**Exercise instructions:** Format the lines below as a JSON array of strings, one string per line, omitting blank lines.

==========

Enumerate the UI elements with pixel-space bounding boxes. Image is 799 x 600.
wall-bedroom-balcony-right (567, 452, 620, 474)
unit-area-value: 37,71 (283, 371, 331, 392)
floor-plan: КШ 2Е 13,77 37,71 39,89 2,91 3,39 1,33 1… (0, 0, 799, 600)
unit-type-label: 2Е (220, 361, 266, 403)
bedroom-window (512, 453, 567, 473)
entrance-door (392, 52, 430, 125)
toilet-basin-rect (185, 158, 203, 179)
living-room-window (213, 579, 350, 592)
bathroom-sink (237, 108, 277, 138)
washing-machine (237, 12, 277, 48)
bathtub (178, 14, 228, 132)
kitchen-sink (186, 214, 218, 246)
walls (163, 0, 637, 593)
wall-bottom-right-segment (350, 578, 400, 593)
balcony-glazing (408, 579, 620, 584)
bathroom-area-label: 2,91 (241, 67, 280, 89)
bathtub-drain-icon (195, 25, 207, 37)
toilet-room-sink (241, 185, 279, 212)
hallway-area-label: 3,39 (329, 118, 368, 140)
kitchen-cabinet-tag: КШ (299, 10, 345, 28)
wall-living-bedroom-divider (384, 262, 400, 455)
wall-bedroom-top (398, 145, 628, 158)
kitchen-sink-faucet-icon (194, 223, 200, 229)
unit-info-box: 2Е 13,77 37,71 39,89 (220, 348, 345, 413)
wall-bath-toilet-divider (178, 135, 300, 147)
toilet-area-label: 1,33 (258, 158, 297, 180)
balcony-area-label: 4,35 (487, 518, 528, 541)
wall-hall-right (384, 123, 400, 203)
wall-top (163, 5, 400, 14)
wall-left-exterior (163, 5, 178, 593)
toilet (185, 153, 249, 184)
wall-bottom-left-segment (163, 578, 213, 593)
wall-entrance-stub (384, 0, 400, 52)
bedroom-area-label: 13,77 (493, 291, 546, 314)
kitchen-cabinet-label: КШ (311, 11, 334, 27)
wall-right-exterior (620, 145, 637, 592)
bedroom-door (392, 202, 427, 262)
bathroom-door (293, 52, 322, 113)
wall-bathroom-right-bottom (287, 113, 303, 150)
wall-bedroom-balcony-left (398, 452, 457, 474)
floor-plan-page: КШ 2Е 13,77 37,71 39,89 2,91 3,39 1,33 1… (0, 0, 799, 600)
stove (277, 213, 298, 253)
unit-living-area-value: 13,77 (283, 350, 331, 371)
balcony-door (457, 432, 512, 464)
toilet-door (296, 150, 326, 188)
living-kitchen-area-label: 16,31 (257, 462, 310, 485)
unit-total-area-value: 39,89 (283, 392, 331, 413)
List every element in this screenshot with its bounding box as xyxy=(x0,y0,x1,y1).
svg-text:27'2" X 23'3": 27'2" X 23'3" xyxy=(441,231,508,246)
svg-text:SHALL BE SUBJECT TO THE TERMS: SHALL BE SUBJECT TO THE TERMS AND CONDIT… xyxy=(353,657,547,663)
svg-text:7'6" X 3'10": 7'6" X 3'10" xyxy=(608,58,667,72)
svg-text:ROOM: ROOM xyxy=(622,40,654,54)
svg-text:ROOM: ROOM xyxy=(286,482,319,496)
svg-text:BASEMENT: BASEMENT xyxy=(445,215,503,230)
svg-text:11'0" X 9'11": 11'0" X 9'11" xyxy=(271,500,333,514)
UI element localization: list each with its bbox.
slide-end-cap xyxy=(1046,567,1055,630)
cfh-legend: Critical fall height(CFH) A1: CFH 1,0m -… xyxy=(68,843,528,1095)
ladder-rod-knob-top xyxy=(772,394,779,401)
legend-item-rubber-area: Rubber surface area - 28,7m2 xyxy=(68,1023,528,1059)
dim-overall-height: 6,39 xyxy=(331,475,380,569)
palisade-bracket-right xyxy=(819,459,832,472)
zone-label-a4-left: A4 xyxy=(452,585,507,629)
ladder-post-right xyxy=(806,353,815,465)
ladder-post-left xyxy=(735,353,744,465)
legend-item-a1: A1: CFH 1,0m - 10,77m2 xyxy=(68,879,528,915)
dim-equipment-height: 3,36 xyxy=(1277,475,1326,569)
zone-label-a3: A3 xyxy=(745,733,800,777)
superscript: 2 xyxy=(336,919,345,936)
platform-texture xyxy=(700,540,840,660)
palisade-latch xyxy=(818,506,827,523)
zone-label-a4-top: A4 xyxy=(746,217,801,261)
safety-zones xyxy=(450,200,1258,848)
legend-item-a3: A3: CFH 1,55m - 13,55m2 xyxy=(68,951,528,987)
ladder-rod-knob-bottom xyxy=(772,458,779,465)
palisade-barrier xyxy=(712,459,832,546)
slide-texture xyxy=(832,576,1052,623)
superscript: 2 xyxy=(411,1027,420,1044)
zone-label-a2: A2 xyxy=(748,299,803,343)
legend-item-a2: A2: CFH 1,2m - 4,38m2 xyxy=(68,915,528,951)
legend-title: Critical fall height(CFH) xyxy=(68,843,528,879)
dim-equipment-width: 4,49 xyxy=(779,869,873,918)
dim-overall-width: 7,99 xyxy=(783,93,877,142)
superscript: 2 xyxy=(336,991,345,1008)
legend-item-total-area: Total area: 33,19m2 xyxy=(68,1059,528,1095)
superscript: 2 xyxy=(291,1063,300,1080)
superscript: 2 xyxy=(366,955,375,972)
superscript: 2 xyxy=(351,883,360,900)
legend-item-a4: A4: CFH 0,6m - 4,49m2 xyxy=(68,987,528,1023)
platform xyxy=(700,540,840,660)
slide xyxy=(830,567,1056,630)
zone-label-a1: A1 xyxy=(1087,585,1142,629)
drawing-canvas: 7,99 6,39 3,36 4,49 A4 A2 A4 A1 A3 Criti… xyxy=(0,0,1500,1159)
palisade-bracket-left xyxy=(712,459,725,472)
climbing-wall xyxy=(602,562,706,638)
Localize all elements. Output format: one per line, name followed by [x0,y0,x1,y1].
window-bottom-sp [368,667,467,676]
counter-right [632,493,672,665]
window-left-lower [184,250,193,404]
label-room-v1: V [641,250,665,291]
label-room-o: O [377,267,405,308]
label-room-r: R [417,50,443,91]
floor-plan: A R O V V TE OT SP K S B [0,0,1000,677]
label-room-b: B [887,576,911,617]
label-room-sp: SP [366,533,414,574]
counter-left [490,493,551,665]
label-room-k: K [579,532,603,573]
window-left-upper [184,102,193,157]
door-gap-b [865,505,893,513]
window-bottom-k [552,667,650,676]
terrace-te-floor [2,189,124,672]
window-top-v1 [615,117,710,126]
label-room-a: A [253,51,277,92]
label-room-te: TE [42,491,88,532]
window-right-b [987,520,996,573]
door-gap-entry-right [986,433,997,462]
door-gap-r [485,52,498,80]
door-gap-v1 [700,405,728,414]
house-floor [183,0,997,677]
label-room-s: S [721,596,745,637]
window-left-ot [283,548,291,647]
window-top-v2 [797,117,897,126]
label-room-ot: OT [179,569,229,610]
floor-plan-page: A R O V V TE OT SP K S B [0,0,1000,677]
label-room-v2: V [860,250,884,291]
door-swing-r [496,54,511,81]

==========

**Correct response:**
[
  "Enumerate the UI elements with pixel-space bounding boxes. Image is 799 x 600.",
  "wall-bedroom-balcony-right (567, 452, 620, 474)",
  "unit-area-value: 37,71 (283, 371, 331, 392)",
  "floor-plan: КШ 2Е 13,77 37,71 39,89 2,91 3,39 1,33 1… (0, 0, 799, 600)",
  "unit-type-label: 2Е (220, 361, 266, 403)",
  "bedroom-window (512, 453, 567, 473)",
  "entrance-door (392, 52, 430, 125)",
  "toilet-basin-rect (185, 158, 203, 179)",
  "living-room-window (213, 579, 350, 592)",
  "bathroom-sink (237, 108, 277, 138)",
  "washing-machine (237, 12, 277, 48)",
  "bathtub (178, 14, 228, 132)",
  "kitchen-sink (186, 214, 218, 246)",
  "walls (163, 0, 637, 593)",
  "wall-bottom-right-segment (350, 578, 400, 593)",
  "balcony-glazing (408, 579, 620, 584)",
  "bathroom-area-label: 2,91 (241, 67, 280, 89)",
  "bathtub-drain-icon (195, 25, 207, 37)",
  "toilet-room-sink (241, 185, 279, 212)",
  "hallway-area-label: 3,39 (329, 118, 368, 140)",
  "kitchen-cabinet-tag: КШ (299, 10, 345, 28)",
  "wall-living-bedroom-divider (384, 262, 400, 455)",
  "wall-bedroom-top (398, 145, 628, 158)",
  "kitchen-sink-faucet-icon (194, 223, 200, 229)",
  "unit-info-box: 2Е 13,77 37,71 39,89 (220, 348, 345, 413)",
  "wall-bath-toilet-divider (178, 135, 300, 147)",
  "toilet-area-label: 1,33 (258, 158, 297, 180)",
  "balcony-area-label: 4,35 (487, 518, 528, 541)",
  "wall-hall-right (384, 123, 400, 203)",
  "wall-top (163, 5, 400, 14)",
  "wall-left-exterior (163, 5, 178, 593)",
  "toilet (185, 153, 249, 184)",
  "wall-bottom-left-segment (163, 578, 213, 593)",
  "wall-entrance-stub (384, 0, 400, 52)",
  "bedroom-area-label: 13,77 (493, 291, 546, 314)",
  "kitchen-cabinet-label: КШ (311, 11, 334, 27)",
  "wall-right-exterior (620, 145, 637, 592)",
  "bedroom-door (392, 202, 427, 262)",
  "bathroom-door (293, 52, 322, 113)",
  "wall-bathroom-right-bottom (287, 113, 303, 150)",
  "wall-bedroom-balcony-left (398, 452, 457, 474)",
  "floor-plan-page: КШ 2Е 13,77 37,71 39,89 2,91 3,39 1,33 1… (0, 0, 799, 600)",
  "stove (277, 213, 298, 253)",
  "unit-living-area-value: 13,77 (283, 350, 331, 371)",
  "balcony-door (457, 432, 512, 464)",
  "toilet-door (296, 150, 326, 188)",
  "living-kitchen-area-label: 16,31 (257, 462, 310, 485)",
  "unit-total-area-value: 39,89 (283, 392, 331, 413)",
  "List every element in this screenshot with its bounding box as xyxy=(x0,y0,x1,y1).",
  "svg-text:27'2\" X 23'3\": 27'2\" X 23'3\" xyxy=(441,231,508,246)",
  "svg-text:SHALL BE SUBJECT TO THE TERMS: SHALL BE SUBJECT TO THE TERMS AND CONDIT… xyxy=(353,657,547,663)",
  "svg-text:7'6\" X 3'10\": 7'6\" X 3'10\" xyxy=(608,58,667,72)",
  "svg-text:ROOM: ROOM xyxy=(622,40,654,54)",
  "svg-text:ROOM: ROOM xyxy=(286,482,319,496)",
  "svg-text:BASEMENT: BASEMENT xyxy=(445,215,503,230)",
  "svg-text:11'0\" X 9'11\": 11'0\" X 9'11\" xyxy=(271,500,333,514)",
  "UI element localization: list each with its bbox.",
  "slide-end-cap xyxy=(1046,567,1055,630)",
  "cfh-legend: Critical fall height(CFH) A1: CFH 1,0m -… xyxy=(68,843,528,1095)",
  "ladder-rod-knob-top xyxy=(772,394,779,401)",
  "legend-item-rubber-area: Rubber surface area - 28,7m2 xyxy=(68,1023,528,1059)",
  "dim-overall-height: 6,39 xyxy=(331,475,380,569)",
  "palisade-bracket-right xyxy=(819,459,832,472)",
  "zone-label-a4-left: A4 xyxy=(452,585,507,629)",
  "ladder-post-right xyxy=(806,353,815,465)",
  "ladder-post-left xyxy=(735,353,744,465)",
  "legend-item-a1: A1: CFH 1,0m - 10,77m2 xyxy=(68,879,528,915)",
  "dim-equipment-height: 3,36 xyxy=(1277,475,1326,569)",
  "zone-label-a3: A3 xyxy=(745,733,800,777)",
  "superscript: 2 xyxy=(336,919,345,936)",
  "platform-texture xyxy=(700,540,840,660)",
  "palisade-latch xyxy=(818,506,827,523)",
  "zone-label-a4-top: A4 xyxy=(746,217,801,261)",
  "safety-zones xyxy=(450,200,1258,848)",
  "legend-item-a3: A3: CFH 1,55m - 13,55m2 xyxy=(68,951,528,987)",
  "ladder-rod-knob-bottom xyxy=(772,458,779,465)",
  "palisade-barrier xyxy=(712,459,832,546)",
  "slide-texture xyxy=(832,576,1052,623)",
  "superscript: 2 xyxy=(411,1027,420,1044)",
  "zone-label-a2: A2 xyxy=(748,299,803,343)",
  "legend-item-a2: A2: CFH 1,2m - 4,38m2 xyxy=(68,915,528,951)",
  "legend-title: Critical fall height(CFH) xyxy=(68,843,528,879)",
  "dim-equipment-width: 4,49 xyxy=(779,869,873,918)",
  "dim-overall-width: 7,99 xyxy=(783,93,877,142)",
  "superscript: 2 xyxy=(336,991,345,1008)",
  "legend-item-total-area: Total area: 33,19m2 xyxy=(68,1059,528,1095)",
  "superscript: 2 xyxy=(291,1063,300,1080)",
  "superscript: 2 xyxy=(366,955,375,972)",
  "superscript: 2 xyxy=(351,883,360,900)",
  "legend-item-a4: A4: CFH 0,6m - 4,49m2 xyxy=(68,987,528,1023)",
  "platform xyxy=(700,540,840,660)",
  "slide xyxy=(830,567,1056,630)",
  "zone-label-a1: A1 xyxy=(1087,585,1142,629)",
  "drawing-canvas: 7,99 6,39 3,36 4,49 A4 A2 A4 A1 A3 Criti… xyxy=(0,0,1500,1159)",
  "palisade-bracket-left xyxy=(712,459,725,472)",
  "climbing-wall xyxy=(602,562,706,638)",
  "Localize all elements. Output format: one per line, name followed by [x0,y0,x1,y1].",
  "window-bottom-sp [368,667,467,676]",
  "counter-right [632,493,672,665]",
  "window-left-lower [184,250,193,404]",
  "label-room-v1: V [641,250,665,291]",
  "label-room-o: O [377,267,405,308]",
  "label-room-r: R [417,50,443,91]",
  "floor-plan: A R O V V TE OT SP K S B [0,0,1000,677]",
  "label-room-b: B [887,576,911,617]",
  "label-room-sp: SP [366,533,414,574]",
  "counter-left [490,493,551,665]",
  "label-room-k: K [579,532,603,573]",
  "window-left-upper [184,102,193,157]",
  "door-gap-b [865,505,893,513]",
  "window-bottom-k [552,667,650,676]",
  "terrace-te-floor [2,189,124,672]",
  "window-top-v1 [615,117,710,126]",
  "label-room-a: A [253,51,277,92]",
  "label-room-te: TE [42,491,88,532]",
  "window-right-b [987,520,996,573]",
  "door-gap-entry-right [986,433,997,462]",
  "door-gap-r [485,52,498,80]",
  "door-gap-v1 [700,405,728,414]",
  "house-floor [183,0,997,677]",
  "label-room-s: S [721,596,745,637]",
  "window-left-ot [283,548,291,647]",
  "window-top-v2 [797,117,897,126]",
  "label-room-ot: OT [179,569,229,610]",
  "floor-plan-page: A R O V V TE OT SP K S B [0,0,1000,677]",
  "label-room-v2: V [860,250,884,291]",
  "door-swing-r [496,54,511,81]"
]